* Source material
-- Start --

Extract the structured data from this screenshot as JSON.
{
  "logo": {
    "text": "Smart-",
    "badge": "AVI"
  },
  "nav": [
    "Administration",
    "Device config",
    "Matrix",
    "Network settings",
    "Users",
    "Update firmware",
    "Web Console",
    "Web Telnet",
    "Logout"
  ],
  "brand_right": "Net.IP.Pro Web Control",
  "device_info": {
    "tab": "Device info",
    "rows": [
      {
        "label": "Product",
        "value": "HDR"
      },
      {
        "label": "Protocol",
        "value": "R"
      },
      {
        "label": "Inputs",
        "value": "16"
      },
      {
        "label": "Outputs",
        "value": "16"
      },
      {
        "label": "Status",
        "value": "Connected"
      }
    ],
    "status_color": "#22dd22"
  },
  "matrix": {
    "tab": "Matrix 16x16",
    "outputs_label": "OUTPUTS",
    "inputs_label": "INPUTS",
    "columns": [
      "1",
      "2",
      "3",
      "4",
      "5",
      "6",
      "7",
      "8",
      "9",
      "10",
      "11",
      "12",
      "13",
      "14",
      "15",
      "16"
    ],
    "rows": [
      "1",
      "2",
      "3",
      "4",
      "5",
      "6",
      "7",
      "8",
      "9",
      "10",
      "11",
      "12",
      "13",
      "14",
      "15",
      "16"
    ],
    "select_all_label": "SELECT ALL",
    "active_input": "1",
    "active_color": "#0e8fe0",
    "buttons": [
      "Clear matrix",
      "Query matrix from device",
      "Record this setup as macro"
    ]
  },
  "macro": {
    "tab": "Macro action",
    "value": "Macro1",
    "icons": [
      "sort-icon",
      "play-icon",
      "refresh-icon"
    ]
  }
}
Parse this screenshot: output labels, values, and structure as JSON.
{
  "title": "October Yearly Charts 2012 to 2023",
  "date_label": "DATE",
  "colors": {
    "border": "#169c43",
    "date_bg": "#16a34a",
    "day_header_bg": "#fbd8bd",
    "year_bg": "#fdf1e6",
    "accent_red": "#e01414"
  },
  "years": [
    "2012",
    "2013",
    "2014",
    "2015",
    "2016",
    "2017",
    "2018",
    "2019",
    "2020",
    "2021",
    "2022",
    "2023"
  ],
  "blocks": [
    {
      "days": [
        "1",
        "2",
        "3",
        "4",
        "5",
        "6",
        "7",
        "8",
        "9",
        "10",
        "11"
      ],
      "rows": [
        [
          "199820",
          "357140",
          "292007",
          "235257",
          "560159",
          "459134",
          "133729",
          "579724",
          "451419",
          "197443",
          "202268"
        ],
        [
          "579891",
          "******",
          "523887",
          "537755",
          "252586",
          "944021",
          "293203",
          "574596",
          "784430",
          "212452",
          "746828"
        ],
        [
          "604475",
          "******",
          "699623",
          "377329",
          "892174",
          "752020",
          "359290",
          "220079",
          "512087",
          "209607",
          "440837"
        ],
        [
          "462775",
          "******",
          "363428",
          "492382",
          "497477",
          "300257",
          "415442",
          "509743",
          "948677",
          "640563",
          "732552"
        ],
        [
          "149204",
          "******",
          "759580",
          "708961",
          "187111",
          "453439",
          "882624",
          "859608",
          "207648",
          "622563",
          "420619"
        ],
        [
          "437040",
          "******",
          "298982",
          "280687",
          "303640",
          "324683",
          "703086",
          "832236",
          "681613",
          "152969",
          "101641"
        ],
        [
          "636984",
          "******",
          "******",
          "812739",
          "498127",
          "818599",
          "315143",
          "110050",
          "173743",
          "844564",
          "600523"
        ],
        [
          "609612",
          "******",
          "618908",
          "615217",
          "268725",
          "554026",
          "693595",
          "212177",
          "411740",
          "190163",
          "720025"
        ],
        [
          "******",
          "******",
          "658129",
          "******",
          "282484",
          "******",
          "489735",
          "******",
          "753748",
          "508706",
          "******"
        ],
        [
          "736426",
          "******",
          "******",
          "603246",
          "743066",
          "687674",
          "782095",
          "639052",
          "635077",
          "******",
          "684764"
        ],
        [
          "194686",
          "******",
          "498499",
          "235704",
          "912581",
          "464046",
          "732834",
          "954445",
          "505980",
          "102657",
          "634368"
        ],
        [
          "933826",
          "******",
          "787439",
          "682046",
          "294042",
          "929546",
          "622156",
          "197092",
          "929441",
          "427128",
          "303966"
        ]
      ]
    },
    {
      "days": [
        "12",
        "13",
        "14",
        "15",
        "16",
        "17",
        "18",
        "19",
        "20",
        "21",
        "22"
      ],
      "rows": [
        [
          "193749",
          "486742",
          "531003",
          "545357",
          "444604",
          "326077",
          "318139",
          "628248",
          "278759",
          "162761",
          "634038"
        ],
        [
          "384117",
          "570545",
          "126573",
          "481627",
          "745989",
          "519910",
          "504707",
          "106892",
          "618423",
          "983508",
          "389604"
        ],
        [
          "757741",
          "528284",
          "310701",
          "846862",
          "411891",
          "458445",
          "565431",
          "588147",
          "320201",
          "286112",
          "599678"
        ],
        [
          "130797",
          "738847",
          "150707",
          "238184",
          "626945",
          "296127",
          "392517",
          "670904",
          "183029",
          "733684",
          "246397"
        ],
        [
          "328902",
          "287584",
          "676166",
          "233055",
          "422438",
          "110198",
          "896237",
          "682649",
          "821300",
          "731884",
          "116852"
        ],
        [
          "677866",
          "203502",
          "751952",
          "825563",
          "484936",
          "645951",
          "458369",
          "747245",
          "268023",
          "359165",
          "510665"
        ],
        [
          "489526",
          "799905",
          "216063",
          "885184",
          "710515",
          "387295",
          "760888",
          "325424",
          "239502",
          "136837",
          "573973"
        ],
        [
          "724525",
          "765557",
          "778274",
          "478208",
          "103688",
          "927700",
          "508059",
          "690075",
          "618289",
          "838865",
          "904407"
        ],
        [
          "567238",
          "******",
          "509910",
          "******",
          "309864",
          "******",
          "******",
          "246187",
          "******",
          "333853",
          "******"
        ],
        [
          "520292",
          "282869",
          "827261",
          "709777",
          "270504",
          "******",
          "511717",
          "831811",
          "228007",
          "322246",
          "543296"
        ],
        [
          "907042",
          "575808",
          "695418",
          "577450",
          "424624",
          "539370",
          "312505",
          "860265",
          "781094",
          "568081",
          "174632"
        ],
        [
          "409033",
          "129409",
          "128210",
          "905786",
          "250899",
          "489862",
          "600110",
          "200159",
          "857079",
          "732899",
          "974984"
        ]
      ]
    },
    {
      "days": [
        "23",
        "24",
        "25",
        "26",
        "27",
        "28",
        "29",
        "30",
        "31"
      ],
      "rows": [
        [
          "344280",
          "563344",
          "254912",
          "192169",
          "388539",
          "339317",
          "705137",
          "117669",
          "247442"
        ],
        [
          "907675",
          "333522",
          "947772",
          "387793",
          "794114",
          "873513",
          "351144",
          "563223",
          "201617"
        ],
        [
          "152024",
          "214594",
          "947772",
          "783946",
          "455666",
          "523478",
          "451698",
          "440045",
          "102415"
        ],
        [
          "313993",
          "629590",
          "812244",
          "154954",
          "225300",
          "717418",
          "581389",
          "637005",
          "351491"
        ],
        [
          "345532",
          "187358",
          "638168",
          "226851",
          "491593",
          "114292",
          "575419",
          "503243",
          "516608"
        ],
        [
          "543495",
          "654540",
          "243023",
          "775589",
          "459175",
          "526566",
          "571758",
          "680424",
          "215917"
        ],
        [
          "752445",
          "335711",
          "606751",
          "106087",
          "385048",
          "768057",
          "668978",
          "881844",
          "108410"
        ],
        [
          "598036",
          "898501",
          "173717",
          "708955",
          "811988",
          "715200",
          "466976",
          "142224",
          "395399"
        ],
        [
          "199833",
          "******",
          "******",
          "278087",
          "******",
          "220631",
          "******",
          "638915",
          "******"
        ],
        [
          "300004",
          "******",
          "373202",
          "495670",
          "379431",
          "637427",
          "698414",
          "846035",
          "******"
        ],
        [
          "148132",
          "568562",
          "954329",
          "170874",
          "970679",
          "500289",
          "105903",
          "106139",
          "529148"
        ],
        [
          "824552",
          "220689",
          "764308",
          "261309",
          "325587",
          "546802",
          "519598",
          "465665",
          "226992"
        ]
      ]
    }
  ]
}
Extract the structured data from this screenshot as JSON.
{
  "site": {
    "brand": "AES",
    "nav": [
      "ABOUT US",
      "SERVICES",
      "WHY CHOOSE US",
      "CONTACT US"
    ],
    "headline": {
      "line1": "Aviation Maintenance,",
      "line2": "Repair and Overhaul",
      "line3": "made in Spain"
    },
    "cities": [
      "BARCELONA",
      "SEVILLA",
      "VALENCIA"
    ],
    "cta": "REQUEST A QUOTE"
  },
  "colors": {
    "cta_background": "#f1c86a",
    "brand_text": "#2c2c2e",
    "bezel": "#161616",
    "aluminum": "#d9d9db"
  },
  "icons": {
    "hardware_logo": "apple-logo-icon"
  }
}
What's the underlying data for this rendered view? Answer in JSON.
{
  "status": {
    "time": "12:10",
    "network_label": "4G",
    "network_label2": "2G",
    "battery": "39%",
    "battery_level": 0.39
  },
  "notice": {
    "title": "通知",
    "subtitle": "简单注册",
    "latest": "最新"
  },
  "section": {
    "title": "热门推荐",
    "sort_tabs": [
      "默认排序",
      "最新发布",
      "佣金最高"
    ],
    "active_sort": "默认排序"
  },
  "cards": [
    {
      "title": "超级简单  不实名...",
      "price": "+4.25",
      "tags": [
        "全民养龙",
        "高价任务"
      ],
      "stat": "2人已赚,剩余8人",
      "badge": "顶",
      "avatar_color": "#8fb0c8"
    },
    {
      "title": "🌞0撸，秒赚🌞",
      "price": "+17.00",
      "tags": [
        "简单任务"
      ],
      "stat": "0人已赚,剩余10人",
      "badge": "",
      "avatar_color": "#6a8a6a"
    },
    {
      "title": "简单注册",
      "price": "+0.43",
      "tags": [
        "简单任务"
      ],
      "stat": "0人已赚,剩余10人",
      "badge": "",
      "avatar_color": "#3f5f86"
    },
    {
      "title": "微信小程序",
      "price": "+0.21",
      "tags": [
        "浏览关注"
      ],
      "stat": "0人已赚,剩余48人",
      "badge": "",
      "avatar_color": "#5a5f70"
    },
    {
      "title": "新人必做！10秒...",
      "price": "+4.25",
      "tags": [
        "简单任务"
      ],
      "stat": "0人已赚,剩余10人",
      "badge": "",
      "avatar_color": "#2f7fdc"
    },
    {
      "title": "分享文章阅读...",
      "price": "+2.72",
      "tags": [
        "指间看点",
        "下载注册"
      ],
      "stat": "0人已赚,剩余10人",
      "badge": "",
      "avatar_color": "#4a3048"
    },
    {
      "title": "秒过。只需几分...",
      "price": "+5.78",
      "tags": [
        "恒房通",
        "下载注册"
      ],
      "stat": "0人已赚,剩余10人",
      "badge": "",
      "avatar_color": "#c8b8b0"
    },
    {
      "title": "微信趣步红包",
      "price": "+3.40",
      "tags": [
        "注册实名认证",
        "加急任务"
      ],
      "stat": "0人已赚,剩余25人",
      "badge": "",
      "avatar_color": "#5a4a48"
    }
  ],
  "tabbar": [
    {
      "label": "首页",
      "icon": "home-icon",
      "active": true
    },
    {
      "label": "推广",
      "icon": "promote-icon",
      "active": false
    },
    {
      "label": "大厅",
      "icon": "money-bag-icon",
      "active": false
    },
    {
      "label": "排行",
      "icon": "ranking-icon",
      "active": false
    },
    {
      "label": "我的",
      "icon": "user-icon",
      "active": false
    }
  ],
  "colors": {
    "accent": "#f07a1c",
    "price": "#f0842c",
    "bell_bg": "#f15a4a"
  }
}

-- End --

* Objective
Give the number of lines in the entries that hold the word "this", and nothing else.

* Written reply
5